● EXERCISE INSTRUCTIONS: Here are some records; copy every line that holds the word "text".

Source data
....
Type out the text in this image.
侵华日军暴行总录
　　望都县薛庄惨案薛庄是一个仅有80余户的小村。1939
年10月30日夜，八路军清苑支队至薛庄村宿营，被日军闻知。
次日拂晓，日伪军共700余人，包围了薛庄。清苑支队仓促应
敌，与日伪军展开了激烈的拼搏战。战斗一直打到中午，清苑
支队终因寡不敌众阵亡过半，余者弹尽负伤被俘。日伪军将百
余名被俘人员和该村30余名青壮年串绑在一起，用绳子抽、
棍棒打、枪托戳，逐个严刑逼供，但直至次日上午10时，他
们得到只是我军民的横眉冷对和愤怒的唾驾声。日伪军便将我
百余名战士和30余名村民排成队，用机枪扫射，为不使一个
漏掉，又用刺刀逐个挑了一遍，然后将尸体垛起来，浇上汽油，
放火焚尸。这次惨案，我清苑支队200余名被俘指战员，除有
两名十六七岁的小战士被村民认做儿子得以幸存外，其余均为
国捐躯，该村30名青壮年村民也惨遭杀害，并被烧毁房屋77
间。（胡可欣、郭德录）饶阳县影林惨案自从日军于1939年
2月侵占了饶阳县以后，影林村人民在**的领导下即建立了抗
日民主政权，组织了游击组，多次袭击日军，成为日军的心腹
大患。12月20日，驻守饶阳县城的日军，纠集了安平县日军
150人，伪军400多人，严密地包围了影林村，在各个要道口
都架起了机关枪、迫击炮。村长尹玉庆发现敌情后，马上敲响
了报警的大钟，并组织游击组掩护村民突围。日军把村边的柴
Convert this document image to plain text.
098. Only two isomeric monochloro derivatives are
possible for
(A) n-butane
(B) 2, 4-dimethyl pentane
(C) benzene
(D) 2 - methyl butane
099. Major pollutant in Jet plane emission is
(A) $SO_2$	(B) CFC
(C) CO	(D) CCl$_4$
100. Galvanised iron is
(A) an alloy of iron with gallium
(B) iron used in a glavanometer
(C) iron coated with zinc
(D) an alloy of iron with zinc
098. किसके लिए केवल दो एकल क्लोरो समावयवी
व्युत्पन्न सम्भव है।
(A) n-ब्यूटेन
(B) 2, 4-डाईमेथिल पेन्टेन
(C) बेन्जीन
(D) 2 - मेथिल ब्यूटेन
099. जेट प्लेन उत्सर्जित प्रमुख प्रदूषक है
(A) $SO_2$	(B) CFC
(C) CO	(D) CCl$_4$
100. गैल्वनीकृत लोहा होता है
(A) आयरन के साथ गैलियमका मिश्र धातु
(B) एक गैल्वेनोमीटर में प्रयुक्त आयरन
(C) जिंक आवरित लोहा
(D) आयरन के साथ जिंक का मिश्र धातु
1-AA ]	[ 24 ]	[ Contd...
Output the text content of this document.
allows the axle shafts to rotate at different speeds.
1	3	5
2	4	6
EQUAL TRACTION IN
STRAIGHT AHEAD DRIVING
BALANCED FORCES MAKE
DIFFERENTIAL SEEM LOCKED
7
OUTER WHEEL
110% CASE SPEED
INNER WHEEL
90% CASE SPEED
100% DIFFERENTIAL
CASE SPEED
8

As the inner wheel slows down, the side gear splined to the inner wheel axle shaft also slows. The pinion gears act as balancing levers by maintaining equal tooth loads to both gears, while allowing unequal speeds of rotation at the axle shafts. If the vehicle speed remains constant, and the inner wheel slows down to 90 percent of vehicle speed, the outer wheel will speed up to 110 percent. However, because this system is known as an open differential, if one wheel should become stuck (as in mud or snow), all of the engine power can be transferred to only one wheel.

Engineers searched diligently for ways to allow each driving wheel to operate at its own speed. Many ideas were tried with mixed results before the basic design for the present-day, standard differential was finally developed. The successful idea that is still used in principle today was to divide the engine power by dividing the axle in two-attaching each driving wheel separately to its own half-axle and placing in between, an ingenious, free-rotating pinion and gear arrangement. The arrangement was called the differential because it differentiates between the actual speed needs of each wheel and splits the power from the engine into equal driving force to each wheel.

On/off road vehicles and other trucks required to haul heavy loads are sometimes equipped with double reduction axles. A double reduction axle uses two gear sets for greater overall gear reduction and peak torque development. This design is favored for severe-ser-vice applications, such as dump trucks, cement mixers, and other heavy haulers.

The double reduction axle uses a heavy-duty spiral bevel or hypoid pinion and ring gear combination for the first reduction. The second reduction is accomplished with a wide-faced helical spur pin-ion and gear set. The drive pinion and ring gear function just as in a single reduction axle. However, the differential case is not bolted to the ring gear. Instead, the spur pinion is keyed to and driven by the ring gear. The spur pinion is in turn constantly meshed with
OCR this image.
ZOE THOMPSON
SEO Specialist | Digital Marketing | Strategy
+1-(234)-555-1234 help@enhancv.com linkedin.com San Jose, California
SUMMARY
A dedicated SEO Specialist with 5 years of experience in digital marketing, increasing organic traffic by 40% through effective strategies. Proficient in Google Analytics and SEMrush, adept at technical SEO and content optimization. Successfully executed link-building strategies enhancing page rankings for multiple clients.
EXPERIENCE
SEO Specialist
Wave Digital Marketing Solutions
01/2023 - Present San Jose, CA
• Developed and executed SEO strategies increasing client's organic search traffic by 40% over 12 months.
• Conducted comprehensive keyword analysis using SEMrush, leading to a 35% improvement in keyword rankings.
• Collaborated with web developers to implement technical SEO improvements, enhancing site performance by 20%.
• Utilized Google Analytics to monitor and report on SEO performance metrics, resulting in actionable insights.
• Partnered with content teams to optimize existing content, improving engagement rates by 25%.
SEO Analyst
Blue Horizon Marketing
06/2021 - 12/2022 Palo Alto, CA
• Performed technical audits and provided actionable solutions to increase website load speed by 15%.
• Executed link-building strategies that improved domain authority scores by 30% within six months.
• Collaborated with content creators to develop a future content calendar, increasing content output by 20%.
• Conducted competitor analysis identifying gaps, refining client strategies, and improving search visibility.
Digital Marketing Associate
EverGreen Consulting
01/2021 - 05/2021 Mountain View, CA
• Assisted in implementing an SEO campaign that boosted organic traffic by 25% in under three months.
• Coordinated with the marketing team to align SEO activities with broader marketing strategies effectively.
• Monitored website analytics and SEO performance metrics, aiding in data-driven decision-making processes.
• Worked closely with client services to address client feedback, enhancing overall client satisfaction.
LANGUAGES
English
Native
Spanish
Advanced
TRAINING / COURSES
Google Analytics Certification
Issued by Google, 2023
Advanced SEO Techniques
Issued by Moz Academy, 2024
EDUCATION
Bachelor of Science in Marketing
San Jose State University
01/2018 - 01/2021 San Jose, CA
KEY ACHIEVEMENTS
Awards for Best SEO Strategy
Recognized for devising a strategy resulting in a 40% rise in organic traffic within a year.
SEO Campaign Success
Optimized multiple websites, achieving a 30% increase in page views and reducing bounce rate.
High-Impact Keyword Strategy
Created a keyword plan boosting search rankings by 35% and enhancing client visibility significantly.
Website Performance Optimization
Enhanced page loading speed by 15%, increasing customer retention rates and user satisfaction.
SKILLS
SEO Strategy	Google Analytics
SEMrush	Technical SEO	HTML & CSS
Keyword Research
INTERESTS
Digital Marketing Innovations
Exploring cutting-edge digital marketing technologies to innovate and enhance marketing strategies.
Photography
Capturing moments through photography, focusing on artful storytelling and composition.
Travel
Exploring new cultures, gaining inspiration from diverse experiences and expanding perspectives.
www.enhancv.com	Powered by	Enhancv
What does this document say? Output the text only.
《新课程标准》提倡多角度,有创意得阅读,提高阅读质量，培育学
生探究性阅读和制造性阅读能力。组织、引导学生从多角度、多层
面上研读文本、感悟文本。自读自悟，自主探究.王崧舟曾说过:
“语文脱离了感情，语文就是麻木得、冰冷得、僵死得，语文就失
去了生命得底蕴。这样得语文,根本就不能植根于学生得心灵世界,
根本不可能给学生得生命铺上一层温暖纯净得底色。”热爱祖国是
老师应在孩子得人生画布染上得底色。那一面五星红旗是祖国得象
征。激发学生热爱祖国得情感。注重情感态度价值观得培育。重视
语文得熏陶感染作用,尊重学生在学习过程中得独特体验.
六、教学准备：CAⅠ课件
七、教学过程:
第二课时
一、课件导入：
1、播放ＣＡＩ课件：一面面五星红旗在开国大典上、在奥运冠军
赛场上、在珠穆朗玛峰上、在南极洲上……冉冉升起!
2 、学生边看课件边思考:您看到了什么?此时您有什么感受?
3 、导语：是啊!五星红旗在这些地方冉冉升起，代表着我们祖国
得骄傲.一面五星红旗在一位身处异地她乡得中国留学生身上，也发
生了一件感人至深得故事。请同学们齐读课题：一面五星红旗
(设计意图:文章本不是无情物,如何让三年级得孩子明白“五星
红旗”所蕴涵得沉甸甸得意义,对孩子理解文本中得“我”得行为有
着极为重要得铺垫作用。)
....
● REPLY TO THE TASK:
Type out the text in this image.
Convert this document image to plain text.
Output the text content of this document.
What does this document say? Output the text only.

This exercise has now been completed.